## Exercise details
Search the records for "annotation" and copy each line that holds it.

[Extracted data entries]
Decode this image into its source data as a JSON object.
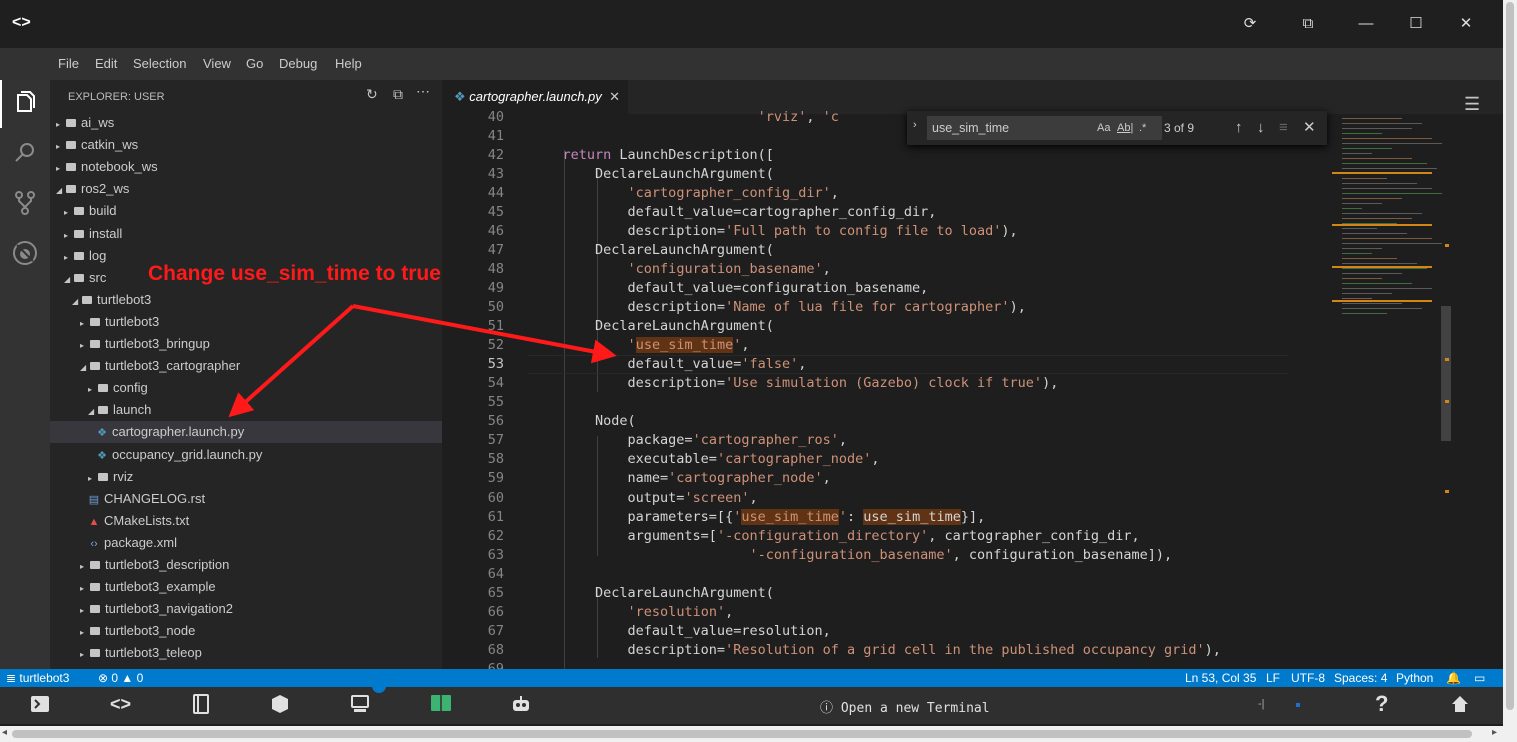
{
  "window": {
    "logo": "<>",
    "controls": [
      "⟳",
      "⧉",
      "—",
      "☐",
      "✕"
    ]
  },
  "menu": [
    "File",
    "Edit",
    "Selection",
    "View",
    "Go",
    "Debug",
    "Help"
  ],
  "sidebar": {
    "title": "EXPLORER: USER",
    "tree": [
      {
        "label": "ai_ws",
        "type": "folder",
        "depth": 0,
        "open": false
      },
      {
        "label": "catkin_ws",
        "type": "folder",
        "depth": 0,
        "open": false
      },
      {
        "label": "notebook_ws",
        "type": "folder",
        "depth": 0,
        "open": false
      },
      {
        "label": "ros2_ws",
        "type": "folder",
        "depth": 0,
        "open": true
      },
      {
        "label": "build",
        "type": "folder",
        "depth": 1,
        "open": false
      },
      {
        "label": "install",
        "type": "folder",
        "depth": 1,
        "open": false
      },
      {
        "label": "log",
        "type": "folder",
        "depth": 1,
        "open": false
      },
      {
        "label": "src",
        "type": "folder",
        "depth": 1,
        "open": true
      },
      {
        "label": "turtlebot3",
        "type": "folder",
        "depth": 2,
        "open": true
      },
      {
        "label": "turtlebot3",
        "type": "folder",
        "depth": 3,
        "open": false
      },
      {
        "label": "turtlebot3_bringup",
        "type": "folder",
        "depth": 3,
        "open": false
      },
      {
        "label": "turtlebot3_cartographer",
        "type": "folder",
        "depth": 3,
        "open": true
      },
      {
        "label": "config",
        "type": "folder",
        "depth": 4,
        "open": false
      },
      {
        "label": "launch",
        "type": "folder",
        "depth": 4,
        "open": true
      },
      {
        "label": "cartographer.launch.py",
        "type": "python",
        "depth": 5,
        "selected": true
      },
      {
        "label": "occupancy_grid.launch.py",
        "type": "python",
        "depth": 5
      },
      {
        "label": "rviz",
        "type": "folder",
        "depth": 4,
        "open": false
      },
      {
        "label": "CHANGELOG.rst",
        "type": "rst",
        "depth": 4
      },
      {
        "label": "CMakeLists.txt",
        "type": "cmake",
        "depth": 4
      },
      {
        "label": "package.xml",
        "type": "xml",
        "depth": 4
      },
      {
        "label": "turtlebot3_description",
        "type": "folder",
        "depth": 3,
        "open": false
      },
      {
        "label": "turtlebot3_example",
        "type": "folder",
        "depth": 3,
        "open": false
      },
      {
        "label": "turtlebot3_navigation2",
        "type": "folder",
        "depth": 3,
        "open": false
      },
      {
        "label": "turtlebot3_node",
        "type": "folder",
        "depth": 3,
        "open": false
      },
      {
        "label": "turtlebot3_teleop",
        "type": "folder",
        "depth": 3,
        "open": false
      }
    ]
  },
  "editor": {
    "tab": "cartographer.launch.py",
    "find": {
      "query": "use_sim_time",
      "count": "3 of 9"
    },
    "lines": [
      {
        "n": "40",
        "parts": [
          {
            "t": "                            "
          },
          {
            "t": "'rviz'",
            "c": "str"
          },
          {
            "t": ", "
          },
          {
            "t": "'c",
            "c": "str"
          }
        ]
      },
      {
        "n": "41",
        "parts": []
      },
      {
        "n": "42",
        "parts": [
          {
            "t": "    "
          },
          {
            "t": "return",
            "c": "kw"
          },
          {
            "t": " LaunchDescription(["
          }
        ]
      },
      {
        "n": "43",
        "parts": [
          {
            "t": "        DeclareLaunchArgument("
          }
        ]
      },
      {
        "n": "44",
        "parts": [
          {
            "t": "            "
          },
          {
            "t": "'cartographer_config_dir'",
            "c": "str"
          },
          {
            "t": ","
          }
        ]
      },
      {
        "n": "45",
        "parts": [
          {
            "t": "            default_value=cartographer_config_dir,"
          }
        ]
      },
      {
        "n": "46",
        "parts": [
          {
            "t": "            description="
          },
          {
            "t": "'Full path to config file to load'",
            "c": "str"
          },
          {
            "t": "),"
          }
        ]
      },
      {
        "n": "47",
        "parts": [
          {
            "t": "        DeclareLaunchArgument("
          }
        ]
      },
      {
        "n": "48",
        "parts": [
          {
            "t": "            "
          },
          {
            "t": "'configuration_basename'",
            "c": "str"
          },
          {
            "t": ","
          }
        ]
      },
      {
        "n": "49",
        "parts": [
          {
            "t": "            default_value=configuration_basename,"
          }
        ]
      },
      {
        "n": "50",
        "parts": [
          {
            "t": "            description="
          },
          {
            "t": "'Name of lua file for cartographer'",
            "c": "str"
          },
          {
            "t": "),"
          }
        ]
      },
      {
        "n": "51",
        "parts": [
          {
            "t": "        DeclareLaunchArgument("
          }
        ]
      },
      {
        "n": "52",
        "parts": [
          {
            "t": "            "
          },
          {
            "t": "'",
            "c": "str"
          },
          {
            "t": "use_sim_time",
            "c": "str hl"
          },
          {
            "t": "'",
            "c": "str"
          },
          {
            "t": ","
          }
        ]
      },
      {
        "n": "53",
        "parts": [
          {
            "t": "            default_value="
          },
          {
            "t": "'false'",
            "c": "str"
          },
          {
            "t": ","
          }
        ],
        "current": true
      },
      {
        "n": "54",
        "parts": [
          {
            "t": "            description="
          },
          {
            "t": "'Use simulation (Gazebo) clock if true'",
            "c": "str"
          },
          {
            "t": "),"
          }
        ]
      },
      {
        "n": "55",
        "parts": []
      },
      {
        "n": "56",
        "parts": [
          {
            "t": "        Node("
          }
        ]
      },
      {
        "n": "57",
        "parts": [
          {
            "t": "            package="
          },
          {
            "t": "'cartographer_ros'",
            "c": "str"
          },
          {
            "t": ","
          }
        ]
      },
      {
        "n": "58",
        "parts": [
          {
            "t": "            executable="
          },
          {
            "t": "'cartographer_node'",
            "c": "str"
          },
          {
            "t": ","
          }
        ]
      },
      {
        "n": "59",
        "parts": [
          {
            "t": "            name="
          },
          {
            "t": "'cartographer_node'",
            "c": "str"
          },
          {
            "t": ","
          }
        ]
      },
      {
        "n": "60",
        "parts": [
          {
            "t": "            output="
          },
          {
            "t": "'screen'",
            "c": "str"
          },
          {
            "t": ","
          }
        ]
      },
      {
        "n": "61",
        "parts": [
          {
            "t": "            parameters=[{"
          },
          {
            "t": "'",
            "c": "str"
          },
          {
            "t": "use_sim_time",
            "c": "str hl"
          },
          {
            "t": "'",
            "c": "str"
          },
          {
            "t": ": "
          },
          {
            "t": "use_sim_time",
            "c": "hl"
          },
          {
            "t": "}],"
          }
        ]
      },
      {
        "n": "62",
        "parts": [
          {
            "t": "            arguments=["
          },
          {
            "t": "'-configuration_directory'",
            "c": "str"
          },
          {
            "t": ", cartographer_config_dir,"
          }
        ]
      },
      {
        "n": "63",
        "parts": [
          {
            "t": "                           "
          },
          {
            "t": "'-configuration_basename'",
            "c": "str"
          },
          {
            "t": ", configuration_basename]),"
          }
        ]
      },
      {
        "n": "64",
        "parts": []
      },
      {
        "n": "65",
        "parts": [
          {
            "t": "        DeclareLaunchArgument("
          }
        ]
      },
      {
        "n": "66",
        "parts": [
          {
            "t": "            "
          },
          {
            "t": "'resolution'",
            "c": "str"
          },
          {
            "t": ","
          }
        ]
      },
      {
        "n": "67",
        "parts": [
          {
            "t": "            default_value=resolution,"
          }
        ]
      },
      {
        "n": "68",
        "parts": [
          {
            "t": "            description="
          },
          {
            "t": "'Resolution of a grid cell in the published occupancy grid'",
            "c": "str"
          },
          {
            "t": "),"
          }
        ]
      },
      {
        "n": "69",
        "parts": []
      }
    ]
  },
  "annotation": "Change use_sim_time to true",
  "status": {
    "branch": "turtlebot3",
    "errors": "0",
    "warnings": "0",
    "position": "Ln 53, Col 35",
    "eol": "LF",
    "encoding": "UTF-8",
    "spaces": "Spaces: 4",
    "language": "Python"
  },
  "dock": {
    "terminal_label": "Open a new Terminal",
    "small_text": "-|"
  },
  "colors": {
    "accent": "#007acc",
    "annotation": "#ff1a1a",
    "highlight": "#613315"
  }
}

## The answer
  "annotation": "Change use_sim_time to true",
    "annotation": "#ff1a1a",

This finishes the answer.